Technical information
- Licensing authority: FCC
- Facility ID: 26006
- Class: A
- ERP: 6,000 watts
- HAAT: 100 meters (330 ft)
- Transmitter coordinates: 44°29′50″N 87°35′12″W﻿ / ﻿44.49722°N 87.58667°W
- Repeaters: 96.9 W245BS (Green Bay); 98.9 W255AQ (Sturgeon Bay);

Links
- Public license information: Public file; LMS;
- Website: lamasgrandegb.com

= WEZY (FM) =

WEZY (92.7 FM, "La Más Grande") is a Regional Mexican radio station licensed to Kewaunee, Wisconsin, that serves the Green Bay area. The station is owned by Magnum Broadcasting.

WEZY's main signal can be heard from Sturgeon Bay, where the station's main office is located, south to Manitowoc and west to the Green Bay metropolitan area. WEZY also broadcasts over two translator stations, W245BS 96.9 FM in Green Bay and W255AQ 98.9 FM in Sturgeon Bay. Both translators are owned by Del Reynolds. The Green Bay translator formerly aired on 97.3 as W247AC but was pushed to 96.9 after WTAQ-FM signed on at 97.5.

-- Given data --
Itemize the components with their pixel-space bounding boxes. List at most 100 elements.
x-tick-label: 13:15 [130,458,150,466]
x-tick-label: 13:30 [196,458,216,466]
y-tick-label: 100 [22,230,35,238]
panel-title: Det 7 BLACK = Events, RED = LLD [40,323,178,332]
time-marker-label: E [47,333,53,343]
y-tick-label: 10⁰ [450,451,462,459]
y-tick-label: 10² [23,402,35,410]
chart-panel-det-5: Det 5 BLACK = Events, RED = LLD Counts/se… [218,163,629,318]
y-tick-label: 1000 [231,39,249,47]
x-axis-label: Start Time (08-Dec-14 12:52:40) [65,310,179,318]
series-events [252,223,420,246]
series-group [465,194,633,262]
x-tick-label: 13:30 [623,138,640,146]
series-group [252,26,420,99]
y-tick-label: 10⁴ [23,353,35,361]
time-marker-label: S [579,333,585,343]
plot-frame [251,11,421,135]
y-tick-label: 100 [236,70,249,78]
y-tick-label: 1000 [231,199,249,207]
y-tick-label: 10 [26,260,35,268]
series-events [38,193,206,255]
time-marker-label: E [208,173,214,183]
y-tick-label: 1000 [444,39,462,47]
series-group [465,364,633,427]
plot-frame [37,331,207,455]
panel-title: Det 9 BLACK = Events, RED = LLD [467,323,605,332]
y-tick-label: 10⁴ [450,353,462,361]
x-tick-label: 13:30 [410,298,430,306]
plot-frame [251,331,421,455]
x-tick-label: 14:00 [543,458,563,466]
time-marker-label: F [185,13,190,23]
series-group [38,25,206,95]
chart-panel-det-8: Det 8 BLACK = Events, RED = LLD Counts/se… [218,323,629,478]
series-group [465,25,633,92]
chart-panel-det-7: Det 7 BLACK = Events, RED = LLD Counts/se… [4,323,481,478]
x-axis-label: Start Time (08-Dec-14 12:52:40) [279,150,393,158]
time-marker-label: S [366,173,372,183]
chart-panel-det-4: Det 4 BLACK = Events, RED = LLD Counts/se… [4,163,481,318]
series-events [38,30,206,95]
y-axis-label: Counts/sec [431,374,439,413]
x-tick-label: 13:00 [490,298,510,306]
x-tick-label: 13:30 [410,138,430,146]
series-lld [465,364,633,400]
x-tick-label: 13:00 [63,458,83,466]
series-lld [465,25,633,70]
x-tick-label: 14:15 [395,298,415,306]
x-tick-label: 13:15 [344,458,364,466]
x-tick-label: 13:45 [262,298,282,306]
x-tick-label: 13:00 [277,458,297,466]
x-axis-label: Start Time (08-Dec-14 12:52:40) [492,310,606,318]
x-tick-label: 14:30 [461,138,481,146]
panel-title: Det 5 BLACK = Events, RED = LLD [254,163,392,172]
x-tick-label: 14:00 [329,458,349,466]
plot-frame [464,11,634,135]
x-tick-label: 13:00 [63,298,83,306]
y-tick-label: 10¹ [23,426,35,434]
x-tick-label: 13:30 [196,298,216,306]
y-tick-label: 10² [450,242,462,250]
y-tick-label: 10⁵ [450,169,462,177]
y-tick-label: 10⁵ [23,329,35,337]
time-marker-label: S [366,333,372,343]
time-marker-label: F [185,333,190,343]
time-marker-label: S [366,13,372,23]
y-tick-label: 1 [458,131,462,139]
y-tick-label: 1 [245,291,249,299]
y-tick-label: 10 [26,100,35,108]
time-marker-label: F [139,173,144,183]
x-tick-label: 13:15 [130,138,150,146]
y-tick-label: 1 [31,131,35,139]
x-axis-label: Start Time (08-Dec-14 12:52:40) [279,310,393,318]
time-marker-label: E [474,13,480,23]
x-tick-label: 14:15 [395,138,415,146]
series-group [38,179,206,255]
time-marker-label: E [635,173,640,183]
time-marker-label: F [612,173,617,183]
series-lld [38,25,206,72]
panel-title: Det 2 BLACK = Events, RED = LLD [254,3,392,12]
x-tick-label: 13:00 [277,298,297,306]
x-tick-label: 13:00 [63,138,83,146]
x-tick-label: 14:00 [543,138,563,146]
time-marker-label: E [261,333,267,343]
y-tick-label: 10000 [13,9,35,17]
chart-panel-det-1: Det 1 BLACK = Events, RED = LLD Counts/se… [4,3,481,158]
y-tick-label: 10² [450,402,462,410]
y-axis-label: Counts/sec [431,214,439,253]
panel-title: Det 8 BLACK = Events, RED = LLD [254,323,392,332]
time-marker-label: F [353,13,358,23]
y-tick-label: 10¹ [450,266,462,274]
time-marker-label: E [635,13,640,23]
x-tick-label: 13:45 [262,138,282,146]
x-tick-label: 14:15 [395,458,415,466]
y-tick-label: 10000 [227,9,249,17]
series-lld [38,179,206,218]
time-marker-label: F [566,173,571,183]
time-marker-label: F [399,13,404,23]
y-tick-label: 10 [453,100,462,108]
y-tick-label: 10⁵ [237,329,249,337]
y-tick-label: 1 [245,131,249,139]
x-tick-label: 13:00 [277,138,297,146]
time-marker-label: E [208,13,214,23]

-- What the task requires --
In the WEZY passage, which frequency and call sign did the Green Bay translator use before it moved to 96.9? Please answer in one sentence.

-- The completed task --
It aired on 97.3 as W247AC.